* **INSTRUKSI A**:
Menurut teks yang ditampilkan, apa agama suami penulis dan dari keluarga apa ia lahir?
* **INSTRUKSI B**:
Masukkan ke dalam daftar bernomor baris-baris di bagian Data yang Diberikan, dari baris pertama bagian itu sampai baris yang memuat "date-cell: Di 14.", kedua ujungnya termasuk. Lewati baris kosong.

#CeritaRamadhan Dalam Perbedaan

Ketika saya memutuskan menikah secara catatan sipil 26 tahun lalu, saya sadar bahwa saya harus menghadapi perbedaan ini (mungkin) sepanjang hidup saya. Suami saya (Yusro M Santoso) muslim, lahir dari keluarga Muhamadiyah, saya Kristen sejak lahir. Dan kami sepakat untuk tetap menganut keyakinan kami masing-masing. Egois? Mungkin sebagian orang akan mengatakan seperti itu. Tapi bagi kami soal memilih agama adalah hal pribadi.

Mengelola perbedaan dalam rumah tangga, itu normal. Namun, menjalani perbedaan agama dalam rumah tangga, itu yang tidak mudah. Tapi, kali ini saya tidak akan bercerita soal itu. Dalam kehidupan perkawinan saya, ada 2 momen penting yang kami alami setiap tahun, yaitu: bulan ramadhan & Iedul Fitri, dan Natal. Dan kali ini saya ingin berbagi tentang bagaimana kami melewati bulan ramadhan.

Berpuasa, bukan hal baru untuk saya. Keluarga saya, dari eyang, ibu yang orang Jawa sudah terbiasa melakukan puasa, ya puasa weton, juga puasa Senin Kamis. Kebetulan keluarga besar saya juga campuran (ada yang muslim, kristen, katolik), jadi saya juga sudah terbiasa dengan ritual lebaran. Waktu saya masih kecil, saya kerap ikutan bangun jam 3-4 pagi ikut makan, padahal tidak ikut puasa. Tapi seru aja, bangun dini hari, makan, terus tidur lagi, saat bangun sarapan lagi.

* **DATA YANG DIBERIKAN**:
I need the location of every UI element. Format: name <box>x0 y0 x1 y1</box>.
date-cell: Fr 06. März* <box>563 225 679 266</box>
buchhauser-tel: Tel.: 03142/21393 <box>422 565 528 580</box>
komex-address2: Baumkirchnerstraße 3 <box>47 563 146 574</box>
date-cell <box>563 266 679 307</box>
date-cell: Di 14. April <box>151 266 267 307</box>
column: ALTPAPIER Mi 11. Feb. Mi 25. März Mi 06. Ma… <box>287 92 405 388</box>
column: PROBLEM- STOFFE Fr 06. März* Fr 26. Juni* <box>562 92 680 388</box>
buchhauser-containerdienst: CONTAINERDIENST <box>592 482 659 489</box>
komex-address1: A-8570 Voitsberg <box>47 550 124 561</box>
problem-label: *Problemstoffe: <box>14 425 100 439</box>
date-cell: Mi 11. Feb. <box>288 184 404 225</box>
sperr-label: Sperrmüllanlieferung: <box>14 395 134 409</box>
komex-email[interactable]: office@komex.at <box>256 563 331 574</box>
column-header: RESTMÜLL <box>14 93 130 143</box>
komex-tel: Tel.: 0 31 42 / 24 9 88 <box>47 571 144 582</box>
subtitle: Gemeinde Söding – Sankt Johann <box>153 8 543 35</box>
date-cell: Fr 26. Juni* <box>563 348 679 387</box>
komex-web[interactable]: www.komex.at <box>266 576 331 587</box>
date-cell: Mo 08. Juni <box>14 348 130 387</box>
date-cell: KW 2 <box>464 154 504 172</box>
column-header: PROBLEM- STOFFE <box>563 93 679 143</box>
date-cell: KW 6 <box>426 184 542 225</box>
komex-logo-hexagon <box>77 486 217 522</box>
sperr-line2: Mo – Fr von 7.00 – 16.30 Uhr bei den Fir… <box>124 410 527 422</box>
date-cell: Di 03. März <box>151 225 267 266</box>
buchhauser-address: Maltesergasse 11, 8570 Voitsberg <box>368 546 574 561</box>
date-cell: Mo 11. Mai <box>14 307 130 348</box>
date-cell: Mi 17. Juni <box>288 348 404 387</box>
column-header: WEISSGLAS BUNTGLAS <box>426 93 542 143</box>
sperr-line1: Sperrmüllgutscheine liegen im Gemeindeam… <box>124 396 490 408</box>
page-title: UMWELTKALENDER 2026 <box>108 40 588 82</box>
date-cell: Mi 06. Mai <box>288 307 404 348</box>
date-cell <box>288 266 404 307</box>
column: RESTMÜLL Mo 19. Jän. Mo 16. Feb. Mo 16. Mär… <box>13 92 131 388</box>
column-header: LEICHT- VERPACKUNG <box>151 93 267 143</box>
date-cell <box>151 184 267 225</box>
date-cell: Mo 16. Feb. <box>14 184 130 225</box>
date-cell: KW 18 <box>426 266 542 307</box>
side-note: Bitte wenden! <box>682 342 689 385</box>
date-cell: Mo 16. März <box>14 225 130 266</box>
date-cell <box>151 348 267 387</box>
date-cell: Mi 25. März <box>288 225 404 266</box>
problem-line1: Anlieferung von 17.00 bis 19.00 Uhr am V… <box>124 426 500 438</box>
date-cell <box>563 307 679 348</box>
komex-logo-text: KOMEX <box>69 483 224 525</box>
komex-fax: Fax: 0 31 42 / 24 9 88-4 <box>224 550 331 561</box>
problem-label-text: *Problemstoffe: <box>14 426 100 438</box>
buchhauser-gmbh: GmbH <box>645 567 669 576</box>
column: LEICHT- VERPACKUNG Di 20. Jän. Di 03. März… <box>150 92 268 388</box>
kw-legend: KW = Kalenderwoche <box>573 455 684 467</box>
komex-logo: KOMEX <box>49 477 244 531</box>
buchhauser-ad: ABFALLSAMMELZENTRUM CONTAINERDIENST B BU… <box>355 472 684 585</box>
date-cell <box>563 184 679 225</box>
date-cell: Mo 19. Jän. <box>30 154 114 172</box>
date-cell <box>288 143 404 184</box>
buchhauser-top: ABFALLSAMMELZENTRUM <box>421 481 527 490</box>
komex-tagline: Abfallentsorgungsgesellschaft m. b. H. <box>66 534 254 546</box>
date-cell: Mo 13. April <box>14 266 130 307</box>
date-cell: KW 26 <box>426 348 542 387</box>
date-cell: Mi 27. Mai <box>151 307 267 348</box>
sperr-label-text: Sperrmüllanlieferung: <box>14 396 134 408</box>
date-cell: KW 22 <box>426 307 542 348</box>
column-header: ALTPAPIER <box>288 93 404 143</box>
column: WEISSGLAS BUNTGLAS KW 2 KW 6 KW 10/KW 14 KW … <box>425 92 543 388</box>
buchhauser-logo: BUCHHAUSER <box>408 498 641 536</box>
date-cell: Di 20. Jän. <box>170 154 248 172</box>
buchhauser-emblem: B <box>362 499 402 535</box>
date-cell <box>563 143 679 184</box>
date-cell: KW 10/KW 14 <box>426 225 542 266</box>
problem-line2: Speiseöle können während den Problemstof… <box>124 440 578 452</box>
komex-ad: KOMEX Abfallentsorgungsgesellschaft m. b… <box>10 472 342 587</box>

* **JAWABAN TUGAS A**:
Suami penulis beragama Islam (muslim) dan lahir dari keluarga Muhamadiyah.

* **JAWABAN TUGAS B**:
1. I need the location of every UI element. Format: name <box>x0 y0 x1 y1</box>.
2. date-cell: Fr 06. März* <box>563 225 679 266</box>
3. buchhauser-tel: Tel.: 03142/21393 <box>422 565 528 580</box>
4. komex-address2: Baumkirchnerstraße 3 <box>47 563 146 574</box>
5. date-cell <box>563 266 679 307</box>
6. date-cell: Di 14. April <box>151 266 267 307</box>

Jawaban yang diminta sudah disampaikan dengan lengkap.